──────── PROVIDED DATA ────────

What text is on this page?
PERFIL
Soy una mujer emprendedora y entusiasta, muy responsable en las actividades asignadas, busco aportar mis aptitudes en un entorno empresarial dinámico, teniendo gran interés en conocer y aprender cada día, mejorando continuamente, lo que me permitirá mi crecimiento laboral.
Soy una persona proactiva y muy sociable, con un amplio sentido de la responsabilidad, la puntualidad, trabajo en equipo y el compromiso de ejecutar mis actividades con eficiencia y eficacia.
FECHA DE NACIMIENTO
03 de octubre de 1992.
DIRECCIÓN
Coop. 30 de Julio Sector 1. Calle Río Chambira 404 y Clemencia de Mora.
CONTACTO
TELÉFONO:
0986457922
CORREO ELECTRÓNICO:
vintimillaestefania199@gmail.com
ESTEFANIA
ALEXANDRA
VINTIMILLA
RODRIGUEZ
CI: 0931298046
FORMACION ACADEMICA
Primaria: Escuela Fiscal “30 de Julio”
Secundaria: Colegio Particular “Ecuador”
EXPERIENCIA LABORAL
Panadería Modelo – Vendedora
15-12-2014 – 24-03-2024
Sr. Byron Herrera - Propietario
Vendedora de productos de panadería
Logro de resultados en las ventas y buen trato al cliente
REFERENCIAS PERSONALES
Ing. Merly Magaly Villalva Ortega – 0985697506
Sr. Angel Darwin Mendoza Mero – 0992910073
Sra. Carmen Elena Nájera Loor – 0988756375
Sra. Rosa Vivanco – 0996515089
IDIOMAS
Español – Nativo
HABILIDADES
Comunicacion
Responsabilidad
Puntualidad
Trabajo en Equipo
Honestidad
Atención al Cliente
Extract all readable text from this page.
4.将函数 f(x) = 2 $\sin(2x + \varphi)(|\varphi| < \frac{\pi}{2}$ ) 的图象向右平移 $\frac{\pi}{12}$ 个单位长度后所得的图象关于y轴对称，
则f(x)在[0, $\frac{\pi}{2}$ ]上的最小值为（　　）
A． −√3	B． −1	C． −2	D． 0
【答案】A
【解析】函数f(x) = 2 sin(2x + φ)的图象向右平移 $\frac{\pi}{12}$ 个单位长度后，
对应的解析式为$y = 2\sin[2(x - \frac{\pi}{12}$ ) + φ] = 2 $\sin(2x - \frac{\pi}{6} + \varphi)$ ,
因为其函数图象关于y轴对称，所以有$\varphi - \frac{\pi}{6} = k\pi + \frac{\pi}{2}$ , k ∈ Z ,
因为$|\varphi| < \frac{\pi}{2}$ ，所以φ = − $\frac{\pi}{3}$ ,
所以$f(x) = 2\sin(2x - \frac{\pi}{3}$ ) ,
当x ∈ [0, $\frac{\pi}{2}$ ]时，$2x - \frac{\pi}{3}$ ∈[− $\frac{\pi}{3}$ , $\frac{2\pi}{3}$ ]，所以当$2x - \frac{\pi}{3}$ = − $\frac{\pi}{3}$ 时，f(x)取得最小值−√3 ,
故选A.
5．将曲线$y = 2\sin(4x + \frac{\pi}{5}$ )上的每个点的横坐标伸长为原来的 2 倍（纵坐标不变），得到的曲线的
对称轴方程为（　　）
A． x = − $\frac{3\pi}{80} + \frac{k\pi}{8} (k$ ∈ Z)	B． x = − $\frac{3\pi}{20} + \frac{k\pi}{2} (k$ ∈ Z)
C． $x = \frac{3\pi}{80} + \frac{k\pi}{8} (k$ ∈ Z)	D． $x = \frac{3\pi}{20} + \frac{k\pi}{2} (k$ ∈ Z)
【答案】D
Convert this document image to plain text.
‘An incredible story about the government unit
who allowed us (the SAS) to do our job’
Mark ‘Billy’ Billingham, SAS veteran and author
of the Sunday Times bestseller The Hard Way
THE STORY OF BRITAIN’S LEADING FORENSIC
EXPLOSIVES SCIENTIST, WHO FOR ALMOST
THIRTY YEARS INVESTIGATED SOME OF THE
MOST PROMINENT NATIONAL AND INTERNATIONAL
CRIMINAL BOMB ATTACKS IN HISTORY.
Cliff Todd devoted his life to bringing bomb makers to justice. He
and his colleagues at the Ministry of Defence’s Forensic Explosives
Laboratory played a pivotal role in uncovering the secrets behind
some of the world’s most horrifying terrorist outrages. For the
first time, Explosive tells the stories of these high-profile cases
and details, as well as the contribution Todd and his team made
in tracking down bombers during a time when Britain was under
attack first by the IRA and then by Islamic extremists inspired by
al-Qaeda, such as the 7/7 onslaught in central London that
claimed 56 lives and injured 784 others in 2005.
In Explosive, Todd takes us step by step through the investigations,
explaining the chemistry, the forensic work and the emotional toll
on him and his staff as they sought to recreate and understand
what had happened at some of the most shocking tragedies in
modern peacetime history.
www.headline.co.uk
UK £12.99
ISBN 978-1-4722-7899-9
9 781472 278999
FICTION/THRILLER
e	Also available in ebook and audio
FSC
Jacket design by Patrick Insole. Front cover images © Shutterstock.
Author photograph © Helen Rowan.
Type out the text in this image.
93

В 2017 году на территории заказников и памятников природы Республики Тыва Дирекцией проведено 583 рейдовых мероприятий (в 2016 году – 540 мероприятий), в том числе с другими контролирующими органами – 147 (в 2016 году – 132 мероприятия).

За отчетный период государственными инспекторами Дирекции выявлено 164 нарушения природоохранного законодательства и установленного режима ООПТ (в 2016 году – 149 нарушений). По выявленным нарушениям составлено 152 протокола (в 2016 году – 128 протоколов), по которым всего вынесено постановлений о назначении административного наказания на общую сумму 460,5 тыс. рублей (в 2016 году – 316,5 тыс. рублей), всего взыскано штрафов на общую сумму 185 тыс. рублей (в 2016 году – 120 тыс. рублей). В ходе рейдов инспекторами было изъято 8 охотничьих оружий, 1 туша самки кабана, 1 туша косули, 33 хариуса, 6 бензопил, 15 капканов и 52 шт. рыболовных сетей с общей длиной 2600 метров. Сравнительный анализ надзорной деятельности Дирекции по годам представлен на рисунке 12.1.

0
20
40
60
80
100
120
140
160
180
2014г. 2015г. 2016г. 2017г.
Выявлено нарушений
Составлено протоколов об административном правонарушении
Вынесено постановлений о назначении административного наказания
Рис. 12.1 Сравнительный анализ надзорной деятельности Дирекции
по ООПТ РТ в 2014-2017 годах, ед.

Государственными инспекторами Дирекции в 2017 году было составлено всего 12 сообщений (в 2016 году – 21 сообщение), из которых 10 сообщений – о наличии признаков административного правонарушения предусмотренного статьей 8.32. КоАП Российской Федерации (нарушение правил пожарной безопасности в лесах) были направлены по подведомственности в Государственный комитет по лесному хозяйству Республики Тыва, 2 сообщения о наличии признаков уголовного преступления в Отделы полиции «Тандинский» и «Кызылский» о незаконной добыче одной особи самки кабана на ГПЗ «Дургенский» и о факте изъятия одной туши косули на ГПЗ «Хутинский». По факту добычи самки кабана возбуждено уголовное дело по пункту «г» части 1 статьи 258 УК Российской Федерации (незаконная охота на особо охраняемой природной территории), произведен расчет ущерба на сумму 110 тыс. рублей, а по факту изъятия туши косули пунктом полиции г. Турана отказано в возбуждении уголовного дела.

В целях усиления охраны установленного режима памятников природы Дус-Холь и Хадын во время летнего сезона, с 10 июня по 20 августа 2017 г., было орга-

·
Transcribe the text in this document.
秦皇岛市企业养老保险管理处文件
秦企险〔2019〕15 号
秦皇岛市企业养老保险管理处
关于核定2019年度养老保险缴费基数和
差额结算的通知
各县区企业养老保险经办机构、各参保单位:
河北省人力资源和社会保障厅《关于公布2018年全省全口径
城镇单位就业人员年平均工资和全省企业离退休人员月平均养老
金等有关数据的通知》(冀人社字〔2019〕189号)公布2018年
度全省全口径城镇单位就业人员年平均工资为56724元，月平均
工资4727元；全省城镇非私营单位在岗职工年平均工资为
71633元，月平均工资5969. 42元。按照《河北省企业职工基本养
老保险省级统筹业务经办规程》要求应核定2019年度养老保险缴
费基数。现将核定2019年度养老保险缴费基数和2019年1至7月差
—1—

────────

Find every line in the records that contains the word "Vendedora"; copy those lines.

Panadería Modelo – Vendedora
Vendedora de productos de panadería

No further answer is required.